▸ Instruction
Retype the whole listing, please, keeping every line exact and dropping the pictures.

## BEGIN Data listing

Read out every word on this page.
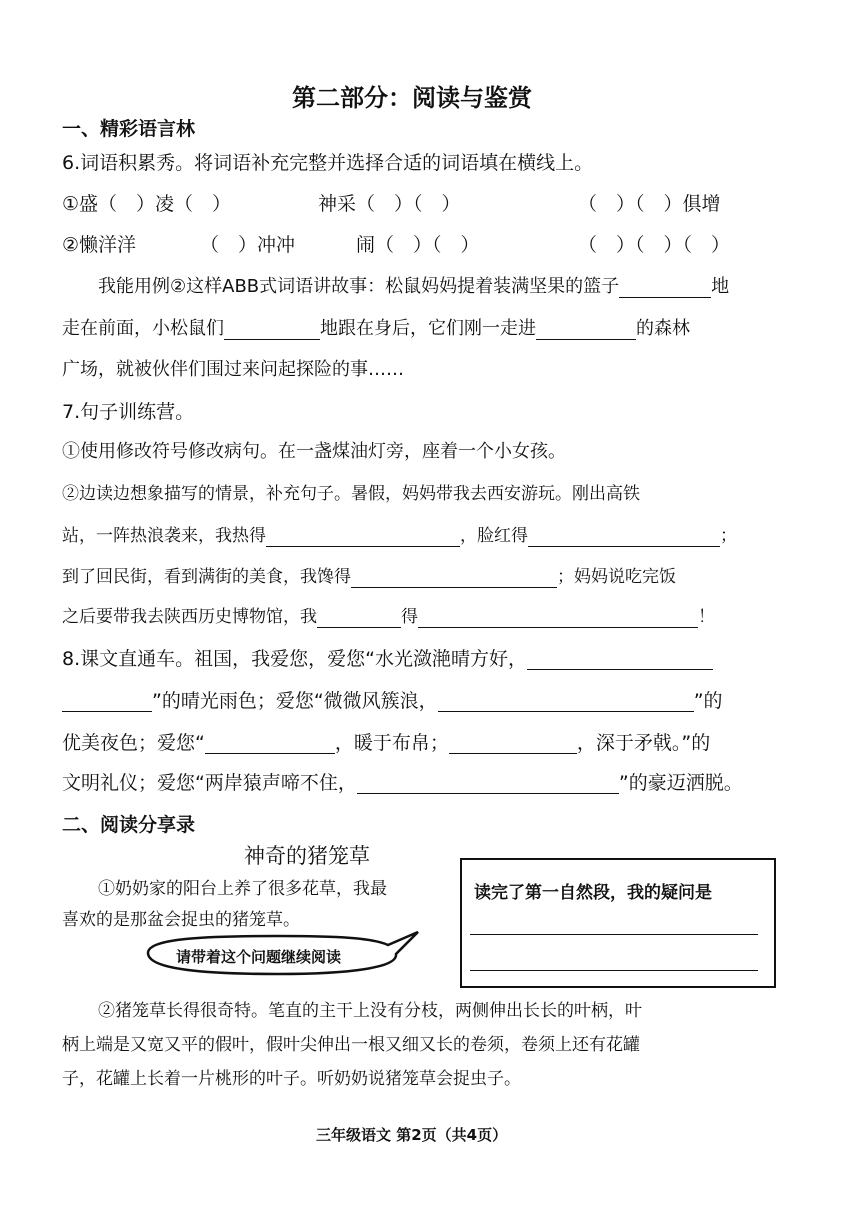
第二部分：阅读与鉴赏
一、精彩语言林
6.词语积累秀。将词语补充完整并选择合适的词语填在横线上。
①盛（　）凌（　）	神采（　）（　）	（　）（　）俱增
②懒洋洋	（　）冲冲	闹（　）（　）	（　）（　）（　）
我能用例②这样ABB式词语讲故事：松鼠妈妈提着装满坚果的篮子	地
走在前面，小松鼠们	地跟在身后，它们刚一走进	的森林
广场，就被伙伴们围过来问起探险的事……
7.句子训练营。
①使用修改符号修改病句。在一盏煤油灯旁，座着一个小女孩。
②边读边想象描写的情景，补充句子。暑假，妈妈带我去西安游玩。刚出高铁
站，一阵热浪袭来，我热得	，脸红得	；
到了回民街，看到满街的美食，我馋得	；妈妈说吃完饭
之后要带我去陕西历史博物馆，我	得	！
8.课文直通车。祖国，我爱您，爱您“水光潋滟晴方好，
”的晴光雨色；爱您“微微风簇浪，	”的
优美夜色；爱您“	，暖于布帛；	，深于矛戟。”的
文明礼仪；爱您“两岸猿声啼不住，	”的豪迈洒脱。
二、阅读分享录
神奇的猪笼草
①奶奶家的阳台上养了很多花草，我最
喜欢的是那盆会捉虫的猪笼草。
请带着这个问题继续阅读
读完了第一自然段，我的疑问是
②猪笼草长得很奇特。笔直的主干上没有分枝，两侧伸出长长的叶柄，叶
柄上端是又宽又平的假叶，假叶尖伸出一根又细又长的卷须，卷须上还有花罐
子，花罐上长着一片桃形的叶子。听奶奶说猪笼草会捉虫子。
三年级语文 第2页（共4页）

## END Data listing

▸ Expected answer
Read out every word on this page.
第二部分：阅读与鉴赏
一、精彩语言林
6.词语积累秀。将词语补充完整并选择合适的词语填在横线上。
①盛（　）凌（　）	神采（　）（　）	（　）（　）俱增
②懒洋洋	（　）冲冲	闹（　）（　）	（　）（　）（　）
我能用例②这样ABB式词语讲故事：松鼠妈妈提着装满坚果的篮子	地
走在前面，小松鼠们	地跟在身后，它们刚一走进	的森林
广场，就被伙伴们围过来问起探险的事……
7.句子训练营。
①使用修改符号修改病句。在一盏煤油灯旁，座着一个小女孩。
②边读边想象描写的情景，补充句子。暑假，妈妈带我去西安游玩。刚出高铁
站，一阵热浪袭来，我热得	，脸红得	；
到了回民街，看到满街的美食，我馋得	；妈妈说吃完饭
之后要带我去陕西历史博物馆，我	得	！
8.课文直通车。祖国，我爱您，爱您“水光潋滟晴方好，
”的晴光雨色；爱您“微微风簇浪，	”的
优美夜色；爱您“	，暖于布帛；	，深于矛戟。”的
文明礼仪；爱您“两岸猿声啼不住，	”的豪迈洒脱。
二、阅读分享录
神奇的猪笼草
①奶奶家的阳台上养了很多花草，我最
喜欢的是那盆会捉虫的猪笼草。
请带着这个问题继续阅读
读完了第一自然段，我的疑问是
②猪笼草长得很奇特。笔直的主干上没有分枝，两侧伸出长长的叶柄，叶
柄上端是又宽又平的假叶，假叶尖伸出一根又细又长的卷须，卷须上还有花罐
子，花罐上长着一片桃形的叶子。听奶奶说猪笼草会捉虫子。
三年级语文 第2页（共4页）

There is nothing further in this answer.